# start of Available records
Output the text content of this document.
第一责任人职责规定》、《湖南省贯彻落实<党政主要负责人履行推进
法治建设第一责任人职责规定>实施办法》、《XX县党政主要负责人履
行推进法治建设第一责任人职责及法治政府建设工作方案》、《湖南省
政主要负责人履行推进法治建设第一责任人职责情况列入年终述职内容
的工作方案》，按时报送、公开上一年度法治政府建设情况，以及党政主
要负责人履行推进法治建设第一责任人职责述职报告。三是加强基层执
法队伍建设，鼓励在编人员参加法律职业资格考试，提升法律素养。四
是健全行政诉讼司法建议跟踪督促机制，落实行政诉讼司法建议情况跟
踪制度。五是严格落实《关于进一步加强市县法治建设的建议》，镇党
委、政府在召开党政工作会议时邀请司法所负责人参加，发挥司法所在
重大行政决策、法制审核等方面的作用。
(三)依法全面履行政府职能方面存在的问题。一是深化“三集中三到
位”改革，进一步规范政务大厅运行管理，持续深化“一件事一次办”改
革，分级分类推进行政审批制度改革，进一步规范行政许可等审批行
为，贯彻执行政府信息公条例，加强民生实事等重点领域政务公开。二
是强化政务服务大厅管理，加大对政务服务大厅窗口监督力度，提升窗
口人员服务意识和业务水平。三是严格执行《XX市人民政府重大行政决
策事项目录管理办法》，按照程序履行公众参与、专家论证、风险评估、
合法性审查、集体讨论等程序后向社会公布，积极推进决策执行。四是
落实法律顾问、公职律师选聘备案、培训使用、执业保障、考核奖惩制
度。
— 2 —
# end of Available records
## Given task
Each line of the material should be duplicated exactly, please.

## Exercise response
Output the text content of this document.
第一责任人职责规定》、《湖南省贯彻落实<党政主要负责人履行推进
法治建设第一责任人职责规定>实施办法》、《XX县党政主要负责人履
行推进法治建设第一责任人职责及法治政府建设工作方案》、《湖南省
政主要负责人履行推进法治建设第一责任人职责情况列入年终述职内容
的工作方案》，按时报送、公开上一年度法治政府建设情况，以及党政主
要负责人履行推进法治建设第一责任人职责述职报告。三是加强基层执
法队伍建设，鼓励在编人员参加法律职业资格考试，提升法律素养。四
是健全行政诉讼司法建议跟踪督促机制，落实行政诉讼司法建议情况跟
踪制度。五是严格落实《关于进一步加强市县法治建设的建议》，镇党
委、政府在召开党政工作会议时邀请司法所负责人参加，发挥司法所在
重大行政决策、法制审核等方面的作用。
(三)依法全面履行政府职能方面存在的问题。一是深化“三集中三到
位”改革，进一步规范政务大厅运行管理，持续深化“一件事一次办”改
革，分级分类推进行政审批制度改革，进一步规范行政许可等审批行
为，贯彻执行政府信息公条例，加强民生实事等重点领域政务公开。二
是强化政务服务大厅管理，加大对政务服务大厅窗口监督力度，提升窗
口人员服务意识和业务水平。三是严格执行《XX市人民政府重大行政决
策事项目录管理办法》，按照程序履行公众参与、专家论证、风险评估、
合法性审查、集体讨论等程序后向社会公布，积极推进决策执行。四是
落实法律顾问、公职律师选聘备案、培训使用、执业保障、考核奖惩制
度。
— 2 —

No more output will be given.